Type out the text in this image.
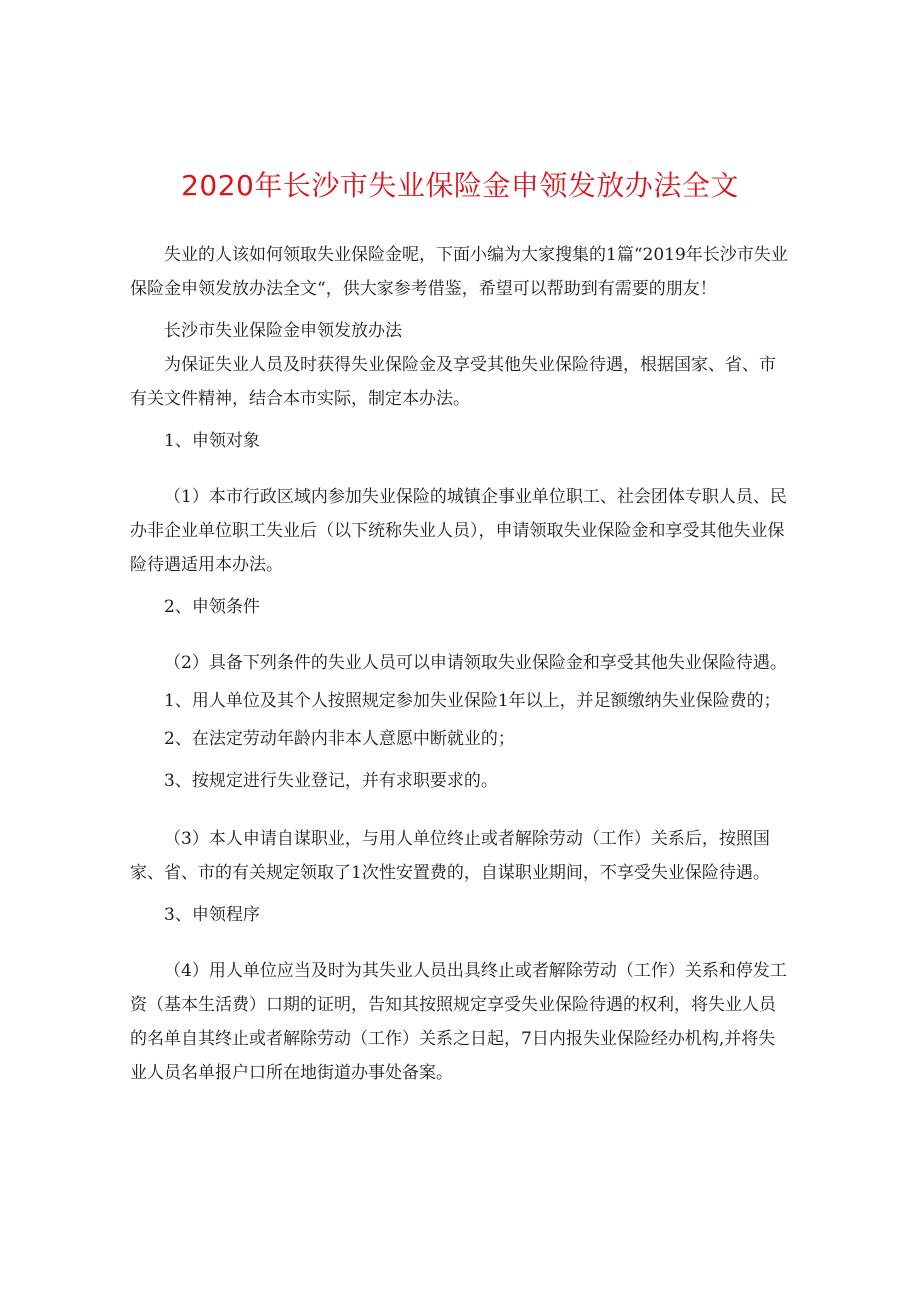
2020年长沙市失业保险金申领发放办法全文

失业的人该如何领取失业保险金呢，下面小编为大家搜集的1篇“2019年长沙市失业保险金申领发放办法全文“，供大家参考借鉴，希望可以帮助到有需要的朋友！

长沙市失业保险金申领发放办法

为保证失业人员及时获得失业保险金及享受其他失业保险待遇，根据国家、省、市有关文件精神，结合本市实际，制定本办法。

1、申领对象

（1）本市行政区域内参加失业保险的城镇企事业单位职工、社会团体专职人员、民办非企业单位职工失业后（以下统称失业人员），申请领取失业保险金和享受其他失业保险待遇适用本办法。

2、申领条件

（2）具备下列条件的失业人员可以申请领取失业保险金和享受其他失业保险待遇。

1、用人单位及其个人按照规定参加失业保险1年以上，并足额缴纳失业保险费的；

2、在法定劳动年龄内非本人意愿中断就业的；

3、按规定进行失业登记，并有求职要求的。

（3）本人申请自谋职业，与用人单位终止或者解除劳动（工作）关系后，按照国家、省、市的有关规定领取了1次性安置费的，自谋职业期间，不享受失业保险待遇。

3、申领程序

（4）用人单位应当及时为其失业人员出具终止或者解除劳动（工作）关系和停发工资（基本生活费）口期的证明，告知其按照规定享受失业保险待遇的权利，将失业人员的名单自其终止或者解除劳动（工作）关系之日起，7日内报失业保险经办机构,并将失业人员名单报户口所在地街道办事处备案。
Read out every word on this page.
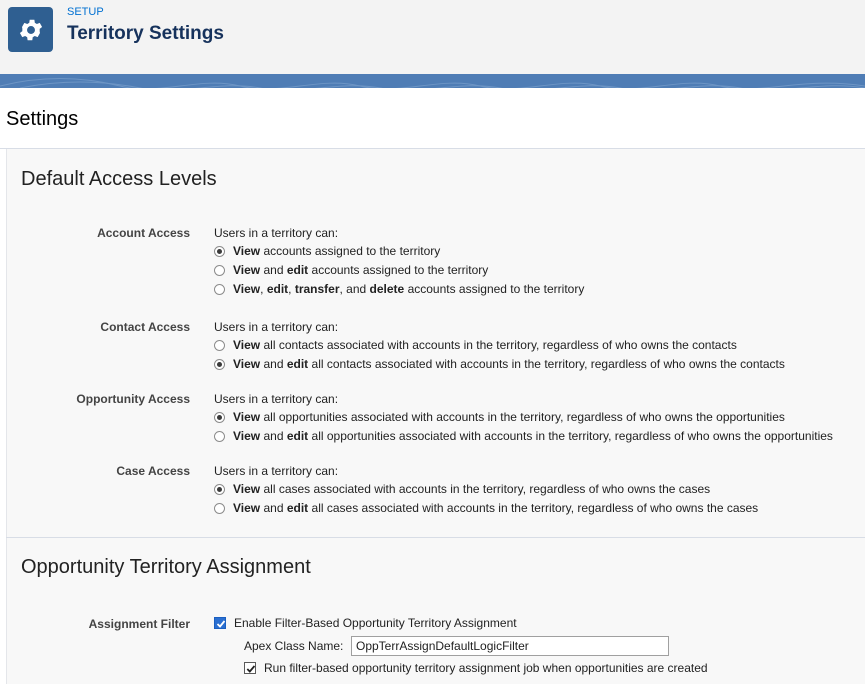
SETUP
Territory Settings
Settings
Default Access Levels
Account Access Users in a territory can:
View accounts assigned to the territory
View and edit accounts assigned to the territory
View, edit, transfer, and delete accounts assigned to the territory
Contact Access Users in a territory can:
View all contacts associated with accounts in the territory, regardless of who owns the contacts
View and edit all contacts associated with accounts in the territory, regardless of who owns the contacts
Opportunity Access Users in a territory can:
View all opportunities associated with accounts in the territory, regardless of who owns the opportunities
View and edit all opportunities associated with accounts in the territory, regardless of who owns the opportunities
Case Access Users in a territory can:
View all cases associated with accounts in the territory, regardless of who owns the cases
View and edit all cases associated with accounts in the territory, regardless of who owns the cases
Opportunity Territory Assignment
Assignment Filter	Enable Filter-Based Opportunity Territory Assignment
Apex Class Name:
OppTerrAssignDefaultLogicFilter
Run filter-based opportunity territory assignment job when opportunities are created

━━━━━━━━━━━━━━━━━━━━━━━━━━━━━━

**Objective**
Without any pictures, write out the lines running from the one containing "Read out every word on this page." through the end of the listing above, both included, exactly as given.

**Task solution**
Read out every word on this page.
SETUP
Territory Settings
Settings
Default Access Levels
Account Access Users in a territory can:
View accounts assigned to the territory
View and edit accounts assigned to the territory
View, edit, transfer, and delete accounts assigned to the territory
Contact Access Users in a territory can:
View all contacts associated with accounts in the territory, regardless of who owns the contacts
View and edit all contacts associated with accounts in the territory, regardless of who owns the contacts
Opportunity Access Users in a territory can:
View all opportunities associated with accounts in the territory, regardless of who owns the opportunities
View and edit all opportunities associated with accounts in the territory, regardless of who owns the opportunities
Case Access Users in a territory can:
View all cases associated with accounts in the territory, regardless of who owns the cases
View and edit all cases associated with accounts in the territory, regardless of who owns the cases
Opportunity Territory Assignment
Assignment Filter	Enable Filter-Based Opportunity Territory Assignment
Apex Class Name:
OppTerrAssignDefaultLogicFilter
Run filter-based opportunity territory assignment job when opportunities are created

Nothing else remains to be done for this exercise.